▶ _SUPPLIED MATERIAL_:
-*-
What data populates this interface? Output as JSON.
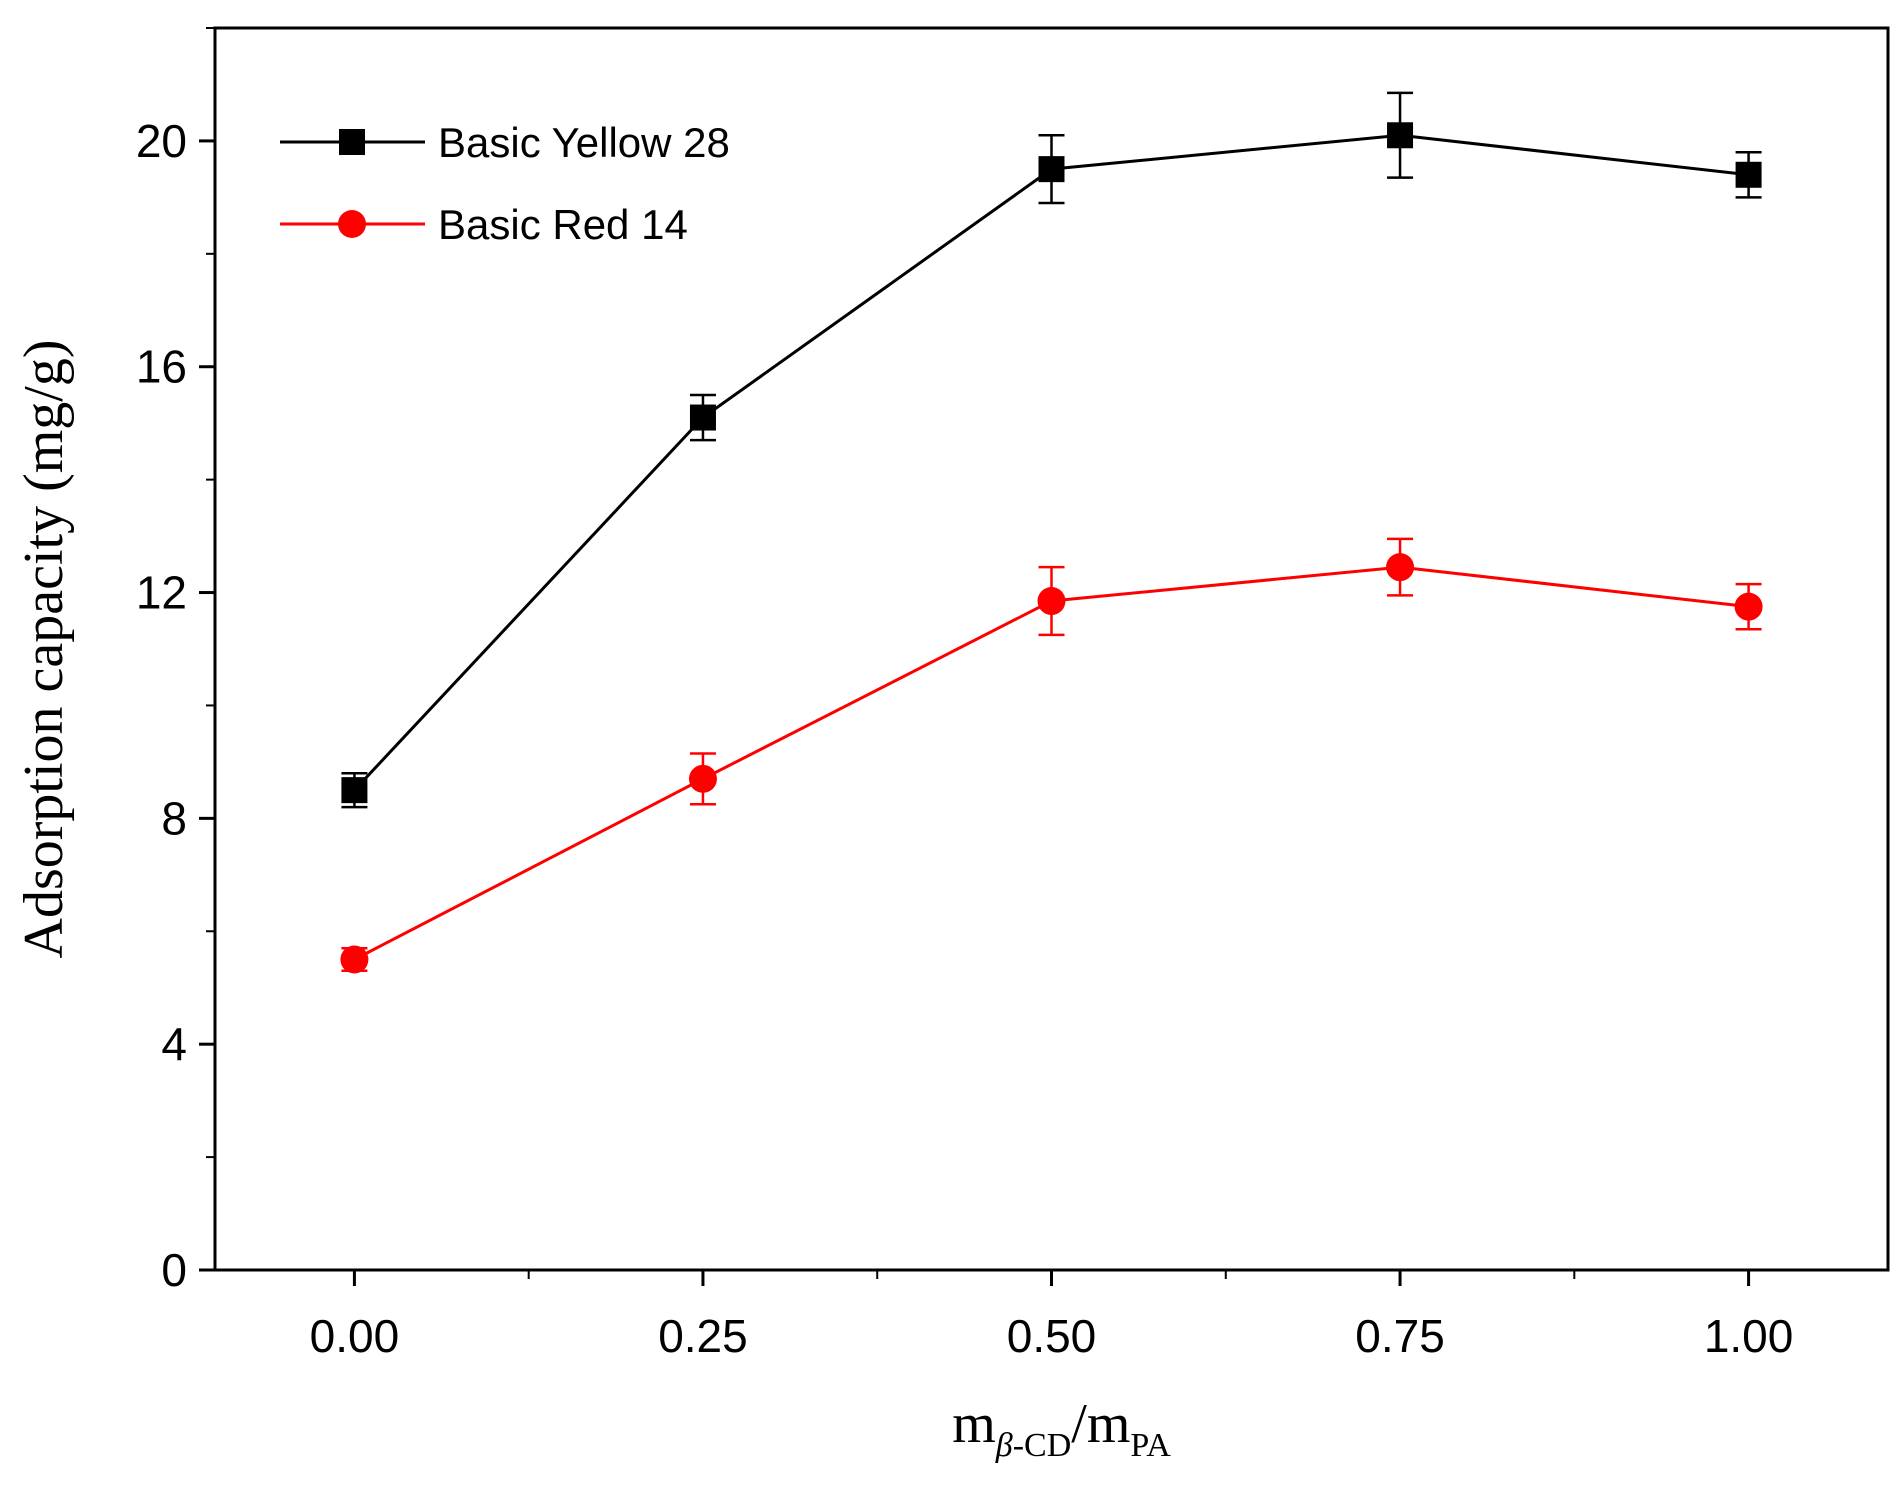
{
  "chart_data": {
    "type": "line",
    "title": "",
    "xlabel": {
      "main": "m",
      "sub1_italic": "β",
      "sub1_rest": "-CD",
      "slash": "/m",
      "sub2": "PA"
    },
    "ylabel": "Adsorption capacity (mg/g)",
    "x": [
      0.0,
      0.25,
      0.5,
      0.75,
      1.0
    ],
    "x_tick_labels": [
      "0.00",
      "0.25",
      "0.50",
      "0.75",
      "1.00"
    ],
    "y_ticks": [
      0,
      4,
      8,
      12,
      16,
      20
    ],
    "y_tick_labels": [
      "0",
      "4",
      "8",
      "12",
      "16",
      "20"
    ],
    "xlim": [
      -0.1,
      1.1
    ],
    "ylim": [
      0,
      22
    ],
    "legend_position": "top-left",
    "series": [
      {
        "name": "Basic Yellow 28",
        "color": "#000000",
        "marker": "square",
        "values": [
          8.5,
          15.1,
          19.5,
          20.1,
          19.4
        ],
        "errors": [
          0.3,
          0.4,
          0.6,
          0.75,
          0.4
        ]
      },
      {
        "name": "Basic Red 14",
        "color": "#ff0000",
        "marker": "circle",
        "values": [
          5.5,
          8.7,
          11.85,
          12.45,
          11.75
        ],
        "errors": [
          0.2,
          0.45,
          0.6,
          0.5,
          0.4
        ]
      }
    ]
  }
}
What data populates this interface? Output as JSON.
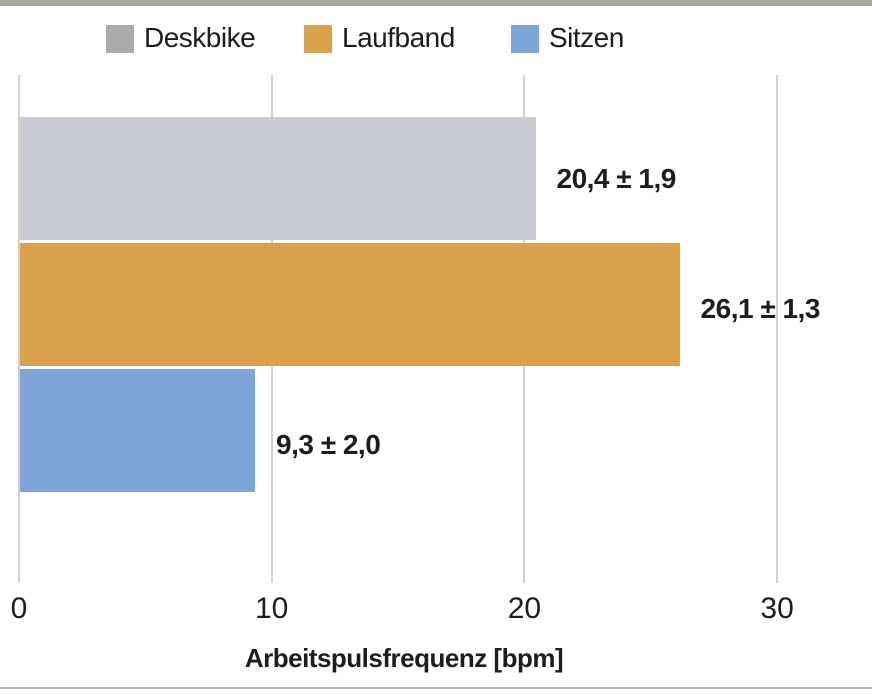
{
  "chart_data": {
    "type": "bar",
    "orientation": "horizontal",
    "title": "",
    "xlabel": "Arbeitspulsfrequenz [bpm]",
    "ylabel": "",
    "categories": [
      "Deskbike",
      "Laufband",
      "Sitzen"
    ],
    "values": [
      20.4,
      26.1,
      9.3
    ],
    "errors": [
      1.9,
      1.3,
      2.0
    ],
    "value_labels": [
      "20,4 ± 1,9",
      "26,1 ± 1,3",
      "9,3 ± 2,0"
    ],
    "bar_colors": [
      "#c9ccd3",
      "#dba24c",
      "#7fa4d8"
    ],
    "xticks": [
      0,
      10,
      20,
      30
    ],
    "xtick_labels": [
      "0",
      "10",
      "20",
      "30"
    ],
    "xlim": [
      0,
      33.7
    ],
    "grid": true,
    "legend_position": "top",
    "legend": [
      {
        "label": "Deskbike",
        "color": "#ababab"
      },
      {
        "label": "Laufband",
        "color": "#dba24c"
      },
      {
        "label": "Sitzen",
        "color": "#7fa4d8"
      }
    ]
  },
  "colors": {
    "top_accent": "#a4a79e",
    "gridline": "#d5d2cb",
    "text": "#1d1d1b",
    "bottom_rule": "#b4b4b4",
    "background": "#ffffff"
  }
}
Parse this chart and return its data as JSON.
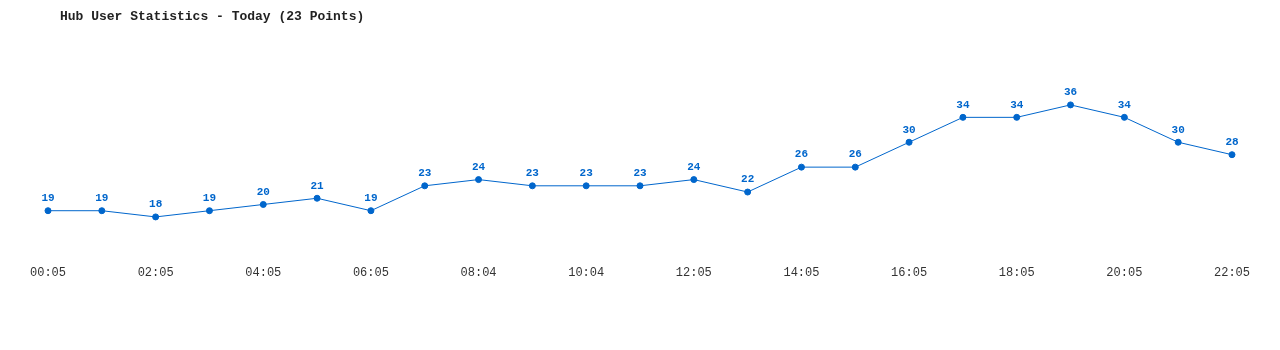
{
  "chart_data": {
    "type": "line",
    "title": "Hub User Statistics - Today (23 Points)",
    "categories": [
      "00:05",
      null,
      "02:05",
      null,
      "04:05",
      null,
      "06:05",
      null,
      "08:04",
      null,
      "10:04",
      null,
      "12:05",
      null,
      "14:05",
      null,
      "16:05",
      null,
      "18:05",
      null,
      "20:05",
      null,
      "22:05"
    ],
    "values": [
      19,
      19,
      18,
      19,
      20,
      21,
      19,
      23,
      24,
      23,
      23,
      23,
      24,
      22,
      26,
      26,
      30,
      34,
      34,
      36,
      34,
      30,
      28
    ],
    "color": "#0066cc",
    "marker": "circle",
    "data_labels": true,
    "grid": false,
    "legend": false
  }
}
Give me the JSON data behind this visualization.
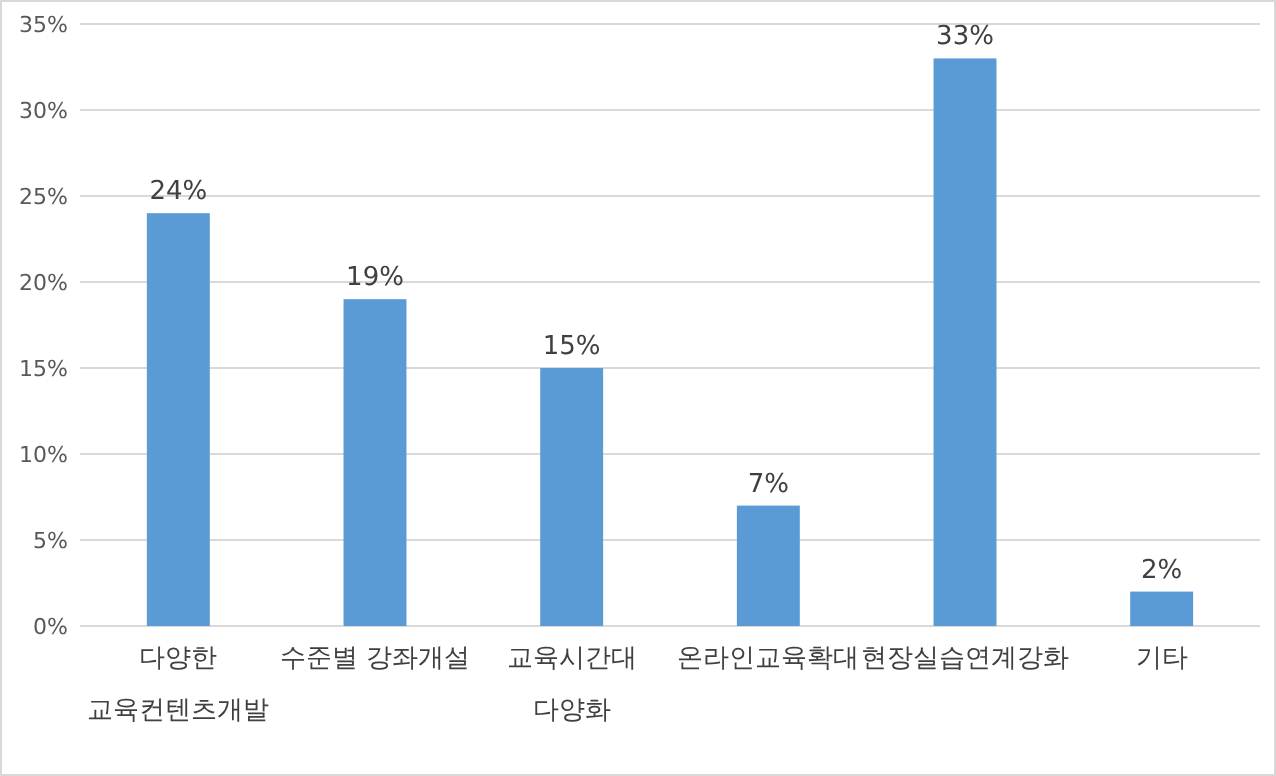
{
  "chart_data": {
    "type": "bar",
    "categories": [
      "다양한\n교육컨텐츠개발",
      "수준별 강좌개설",
      "교육시간대\n다양화",
      "온라인교육확대",
      "현장실습연계강화",
      "기타"
    ],
    "values": [
      24,
      19,
      15,
      7,
      33,
      2
    ],
    "value_labels": [
      "24%",
      "19%",
      "15%",
      "7%",
      "33%",
      "2%"
    ],
    "color": "#5b9bd5",
    "ylim": [
      0,
      35
    ],
    "yticks": [
      {
        "value": 0,
        "label": "0%"
      },
      {
        "value": 5,
        "label": "5%"
      },
      {
        "value": 10,
        "label": "10%"
      },
      {
        "value": 15,
        "label": "15%"
      },
      {
        "value": 20,
        "label": "20%"
      },
      {
        "value": 25,
        "label": "25%"
      },
      {
        "value": 30,
        "label": "30%"
      },
      {
        "value": 35,
        "label": "35%"
      }
    ],
    "grid": "y"
  }
}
-*-
▶ _DO THIS_: Repeat all the data as it stands, dropping any images it holds.

▶ _RESULT_:
What data populates this interface? Output as JSON.
{
  "chart_data": {
    "type": "line",
    "title": "",
    "xlabel": {
      "main": "m",
      "sub1_italic": "β",
      "sub1_rest": "-CD",
      "slash": "/m",
      "sub2": "PA"
    },
    "ylabel": "Adsorption capacity (mg/g)",
    "x": [
      0.0,
      0.25,
      0.5,
      0.75,
      1.0
    ],
    "x_tick_labels": [
      "0.00",
      "0.25",
      "0.50",
      "0.75",
      "1.00"
    ],
    "y_ticks": [
      0,
      4,
      8,
      12,
      16,
      20
    ],
    "y_tick_labels": [
      "0",
      "4",
      "8",
      "12",
      "16",
      "20"
    ],
    "xlim": [
      -0.1,
      1.1
    ],
    "ylim": [
      0,
      22
    ],
    "legend_position": "top-left",
    "series": [
      {
        "name": "Basic Yellow 28",
        "color": "#000000",
        "marker": "square",
        "values": [
          8.5,
          15.1,
          19.5,
          20.1,
          19.4
        ],
        "errors": [
          0.3,
          0.4,
          0.6,
          0.75,
          0.4
        ]
      },
      {
        "name": "Basic Red 14",
        "color": "#ff0000",
        "marker": "circle",
        "values": [
          5.5,
          8.7,
          11.85,
          12.45,
          11.75
        ],
        "errors": [
          0.2,
          0.45,
          0.6,
          0.5,
          0.4
        ]
      }
    ]
  }
}
What data populates this interface? Output as JSON.
{
  "chart_data": {
    "type": "bar",
    "orientation": "horizontal",
    "title": "",
    "xlabel": "Arbeitspulsfrequenz [bpm]",
    "ylabel": "",
    "categories": [
      "Deskbike",
      "Laufband",
      "Sitzen"
    ],
    "values": [
      20.4,
      26.1,
      9.3
    ],
    "errors": [
      1.9,
      1.3,
      2.0
    ],
    "value_labels": [
      "20,4 ± 1,9",
      "26,1 ± 1,3",
      "9,3 ± 2,0"
    ],
    "bar_colors": [
      "#c9ccd3",
      "#dba24c",
      "#7fa4d8"
    ],
    "xticks": [
      0,
      10,
      20,
      30
    ],
    "xtick_labels": [
      "0",
      "10",
      "20",
      "30"
    ],
    "xlim": [
      0,
      33.7
    ],
    "grid": true,
    "legend_position": "top",
    "legend": [
      {
        "label": "Deskbike",
        "color": "#ababab"
      },
      {
        "label": "Laufband",
        "color": "#dba24c"
      },
      {
        "label": "Sitzen",
        "color": "#7fa4d8"
      }
    ]
  },
  "colors": {
    "top_accent": "#a4a79e",
    "gridline": "#d5d2cb",
    "text": "#1d1d1b",
    "bottom_rule": "#b4b4b4",
    "background": "#ffffff"
  }
}
Parse this chart and return its data as JSON.
{
  "chart_data": {
    "type": "line",
    "title": "Hub User Statistics - Today (23 Points)",
    "categories": [
      "00:05",
      null,
      "02:05",
      null,
      "04:05",
      null,
      "06:05",
      null,
      "08:04",
      null,
      "10:04",
      null,
      "12:05",
      null,
      "14:05",
      null,
      "16:05",
      null,
      "18:05",
      null,
      "20:05",
      null,
      "22:05"
    ],
    "values": [
      19,
      19,
      18,
      19,
      20,
      21,
      19,
      23,
      24,
      23,
      23,
      23,
      24,
      22,
      26,
      26,
      30,
      34,
      34,
      36,
      34,
      30,
      28
    ],
    "color": "#0066cc",
    "marker": "circle",
    "data_labels": true,
    "grid": false,
    "legend": false
  }
}
Give me the JSON data behind this visualization.
{
  "chart_data": {
    "type": "bar",
    "categories": [
      "다양한\n교육컨텐츠개발",
      "수준별 강좌개설",
      "교육시간대\n다양화",
      "온라인교육확대",
      "현장실습연계강화",
      "기타"
    ],
    "values": [
      24,
      19,
      15,
      7,
      33,
      2
    ],
    "value_labels": [
      "24%",
      "19%",
      "15%",
      "7%",
      "33%",
      "2%"
    ],
    "color": "#5b9bd5",
    "ylim": [
      0,
      35
    ],
    "yticks": [
      {
        "value": 0,
        "label": "0%"
      },
      {
        "value": 5,
        "label": "5%"
      },
      {
        "value": 10,
        "label": "10%"
      },
      {
        "value": 15,
        "label": "15%"
      },
      {
        "value": 20,
        "label": "20%"
      },
      {
        "value": 25,
        "label": "25%"
      },
      {
        "value": 30,
        "label": "30%"
      },
      {
        "value": 35,
        "label": "35%"
      }
    ],
    "grid": "y"
  }
}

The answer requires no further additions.